**Written task**:
Of all the lines here, how many include the string "MitoRed"? Answer with the number only.

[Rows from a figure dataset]

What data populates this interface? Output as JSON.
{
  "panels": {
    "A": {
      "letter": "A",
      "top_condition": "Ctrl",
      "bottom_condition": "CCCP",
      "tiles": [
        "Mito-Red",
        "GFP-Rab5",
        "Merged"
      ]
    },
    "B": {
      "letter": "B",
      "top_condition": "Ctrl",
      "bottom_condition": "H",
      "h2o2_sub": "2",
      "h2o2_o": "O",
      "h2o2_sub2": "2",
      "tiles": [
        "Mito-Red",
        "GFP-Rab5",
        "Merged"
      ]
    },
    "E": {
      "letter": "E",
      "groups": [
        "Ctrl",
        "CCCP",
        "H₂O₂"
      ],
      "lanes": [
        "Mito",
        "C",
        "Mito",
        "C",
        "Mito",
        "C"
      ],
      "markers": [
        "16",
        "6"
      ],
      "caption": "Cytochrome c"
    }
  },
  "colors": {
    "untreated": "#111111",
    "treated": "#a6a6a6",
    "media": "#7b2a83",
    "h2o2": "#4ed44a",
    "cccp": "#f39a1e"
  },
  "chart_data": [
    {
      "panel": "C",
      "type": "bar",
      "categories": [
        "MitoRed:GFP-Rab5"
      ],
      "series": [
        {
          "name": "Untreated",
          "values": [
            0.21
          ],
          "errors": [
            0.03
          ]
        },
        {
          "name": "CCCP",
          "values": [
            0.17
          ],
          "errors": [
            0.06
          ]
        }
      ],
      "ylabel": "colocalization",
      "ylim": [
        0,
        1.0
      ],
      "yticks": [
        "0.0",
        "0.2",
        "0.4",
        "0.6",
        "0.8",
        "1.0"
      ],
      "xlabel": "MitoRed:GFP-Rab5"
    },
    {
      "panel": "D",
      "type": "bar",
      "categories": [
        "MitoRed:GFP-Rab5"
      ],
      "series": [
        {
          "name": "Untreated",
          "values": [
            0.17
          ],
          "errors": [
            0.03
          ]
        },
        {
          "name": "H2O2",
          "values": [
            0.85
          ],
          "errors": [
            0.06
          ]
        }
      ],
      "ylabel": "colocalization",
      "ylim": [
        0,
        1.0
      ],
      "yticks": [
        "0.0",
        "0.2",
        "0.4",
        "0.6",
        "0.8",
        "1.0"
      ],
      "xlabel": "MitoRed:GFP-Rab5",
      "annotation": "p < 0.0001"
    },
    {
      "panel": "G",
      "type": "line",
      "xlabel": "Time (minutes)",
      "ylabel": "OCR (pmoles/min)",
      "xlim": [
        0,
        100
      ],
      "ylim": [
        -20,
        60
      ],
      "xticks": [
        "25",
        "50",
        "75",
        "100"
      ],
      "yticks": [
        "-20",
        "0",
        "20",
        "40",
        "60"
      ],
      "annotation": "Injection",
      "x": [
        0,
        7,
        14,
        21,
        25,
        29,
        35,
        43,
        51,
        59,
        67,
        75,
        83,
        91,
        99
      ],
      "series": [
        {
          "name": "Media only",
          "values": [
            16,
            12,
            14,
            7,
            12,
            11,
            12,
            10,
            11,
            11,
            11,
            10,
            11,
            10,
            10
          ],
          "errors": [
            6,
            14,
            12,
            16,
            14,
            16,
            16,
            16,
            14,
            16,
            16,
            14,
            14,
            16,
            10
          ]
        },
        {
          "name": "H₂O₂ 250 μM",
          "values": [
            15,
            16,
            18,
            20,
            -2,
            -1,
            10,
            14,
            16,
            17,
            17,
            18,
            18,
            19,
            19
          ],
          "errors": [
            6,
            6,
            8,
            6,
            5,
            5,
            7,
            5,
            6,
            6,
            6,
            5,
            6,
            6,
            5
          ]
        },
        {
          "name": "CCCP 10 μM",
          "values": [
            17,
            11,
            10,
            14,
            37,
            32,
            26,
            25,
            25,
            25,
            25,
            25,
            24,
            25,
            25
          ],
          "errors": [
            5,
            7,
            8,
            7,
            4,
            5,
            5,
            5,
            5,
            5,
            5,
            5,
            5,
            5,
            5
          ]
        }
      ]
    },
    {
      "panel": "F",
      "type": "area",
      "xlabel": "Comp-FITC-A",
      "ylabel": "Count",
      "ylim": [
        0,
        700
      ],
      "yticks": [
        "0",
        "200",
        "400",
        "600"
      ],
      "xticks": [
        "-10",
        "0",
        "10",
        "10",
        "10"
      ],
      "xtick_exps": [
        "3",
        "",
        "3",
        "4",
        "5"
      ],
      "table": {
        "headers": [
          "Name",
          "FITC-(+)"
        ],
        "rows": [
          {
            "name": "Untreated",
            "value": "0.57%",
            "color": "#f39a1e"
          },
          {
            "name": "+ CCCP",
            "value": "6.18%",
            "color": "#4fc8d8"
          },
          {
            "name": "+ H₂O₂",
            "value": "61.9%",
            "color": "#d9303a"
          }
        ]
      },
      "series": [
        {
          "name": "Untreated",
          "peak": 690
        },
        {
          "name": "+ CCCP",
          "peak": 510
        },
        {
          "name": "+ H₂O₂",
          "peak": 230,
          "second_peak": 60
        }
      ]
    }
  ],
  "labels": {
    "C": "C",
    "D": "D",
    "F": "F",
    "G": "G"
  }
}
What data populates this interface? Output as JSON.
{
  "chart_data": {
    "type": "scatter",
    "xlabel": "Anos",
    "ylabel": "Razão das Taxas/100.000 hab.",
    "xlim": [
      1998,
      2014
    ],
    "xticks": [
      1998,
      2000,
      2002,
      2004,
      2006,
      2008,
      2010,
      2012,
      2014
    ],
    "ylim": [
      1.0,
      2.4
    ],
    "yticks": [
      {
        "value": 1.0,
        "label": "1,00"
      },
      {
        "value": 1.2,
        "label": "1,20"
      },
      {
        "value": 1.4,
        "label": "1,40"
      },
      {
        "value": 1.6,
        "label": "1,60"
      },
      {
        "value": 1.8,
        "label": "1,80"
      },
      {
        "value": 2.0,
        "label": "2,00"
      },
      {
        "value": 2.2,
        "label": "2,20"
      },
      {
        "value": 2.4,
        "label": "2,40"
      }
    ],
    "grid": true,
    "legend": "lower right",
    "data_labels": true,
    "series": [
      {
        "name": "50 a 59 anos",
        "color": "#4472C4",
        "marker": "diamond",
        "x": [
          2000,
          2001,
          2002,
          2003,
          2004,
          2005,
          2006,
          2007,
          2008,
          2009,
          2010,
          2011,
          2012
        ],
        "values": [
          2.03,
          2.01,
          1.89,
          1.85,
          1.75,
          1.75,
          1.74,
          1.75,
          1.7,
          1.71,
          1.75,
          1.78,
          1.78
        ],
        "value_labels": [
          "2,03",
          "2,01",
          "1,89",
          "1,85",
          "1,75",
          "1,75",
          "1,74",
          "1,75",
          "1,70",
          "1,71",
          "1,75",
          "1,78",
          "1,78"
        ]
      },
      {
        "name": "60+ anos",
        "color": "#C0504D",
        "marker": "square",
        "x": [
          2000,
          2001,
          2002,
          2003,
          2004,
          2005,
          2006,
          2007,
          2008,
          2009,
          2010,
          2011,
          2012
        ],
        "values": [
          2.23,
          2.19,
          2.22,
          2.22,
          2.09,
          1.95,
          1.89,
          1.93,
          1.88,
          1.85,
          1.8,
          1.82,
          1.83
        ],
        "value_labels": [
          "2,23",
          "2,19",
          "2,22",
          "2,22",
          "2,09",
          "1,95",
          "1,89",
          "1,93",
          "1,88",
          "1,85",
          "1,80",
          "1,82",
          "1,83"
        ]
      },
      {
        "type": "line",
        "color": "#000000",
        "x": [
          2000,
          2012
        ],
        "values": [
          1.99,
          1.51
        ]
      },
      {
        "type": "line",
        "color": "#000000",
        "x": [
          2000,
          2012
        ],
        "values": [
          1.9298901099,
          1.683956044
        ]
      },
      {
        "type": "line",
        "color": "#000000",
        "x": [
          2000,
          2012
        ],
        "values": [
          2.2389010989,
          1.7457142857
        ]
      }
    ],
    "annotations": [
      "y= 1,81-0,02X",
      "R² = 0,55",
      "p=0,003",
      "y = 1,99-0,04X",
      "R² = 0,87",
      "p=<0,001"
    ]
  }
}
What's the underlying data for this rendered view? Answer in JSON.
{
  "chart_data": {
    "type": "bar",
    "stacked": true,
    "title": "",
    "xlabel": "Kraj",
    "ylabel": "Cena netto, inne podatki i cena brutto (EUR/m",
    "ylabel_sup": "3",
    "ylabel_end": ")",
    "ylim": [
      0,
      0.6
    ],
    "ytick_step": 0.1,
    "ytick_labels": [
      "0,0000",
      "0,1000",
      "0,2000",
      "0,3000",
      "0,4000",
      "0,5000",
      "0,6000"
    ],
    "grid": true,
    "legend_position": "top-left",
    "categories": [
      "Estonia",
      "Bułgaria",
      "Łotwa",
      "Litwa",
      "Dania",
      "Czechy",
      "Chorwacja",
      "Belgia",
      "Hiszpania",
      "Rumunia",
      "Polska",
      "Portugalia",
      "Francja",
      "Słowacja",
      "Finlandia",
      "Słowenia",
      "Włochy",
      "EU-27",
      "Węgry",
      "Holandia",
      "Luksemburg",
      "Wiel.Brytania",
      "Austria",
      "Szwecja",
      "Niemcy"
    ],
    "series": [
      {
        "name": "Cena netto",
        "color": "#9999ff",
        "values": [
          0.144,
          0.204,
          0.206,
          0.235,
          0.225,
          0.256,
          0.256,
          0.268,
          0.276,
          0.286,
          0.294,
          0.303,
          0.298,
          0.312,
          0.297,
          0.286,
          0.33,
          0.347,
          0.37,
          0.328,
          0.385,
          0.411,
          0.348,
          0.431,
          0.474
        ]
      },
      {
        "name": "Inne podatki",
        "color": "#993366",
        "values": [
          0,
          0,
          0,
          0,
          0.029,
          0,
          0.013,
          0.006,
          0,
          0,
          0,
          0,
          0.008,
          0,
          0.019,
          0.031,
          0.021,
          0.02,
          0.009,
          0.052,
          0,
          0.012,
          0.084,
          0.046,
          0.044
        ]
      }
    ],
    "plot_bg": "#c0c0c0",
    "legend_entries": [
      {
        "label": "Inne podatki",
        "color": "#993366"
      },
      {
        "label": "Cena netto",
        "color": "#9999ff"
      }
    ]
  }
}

**Reply**:
4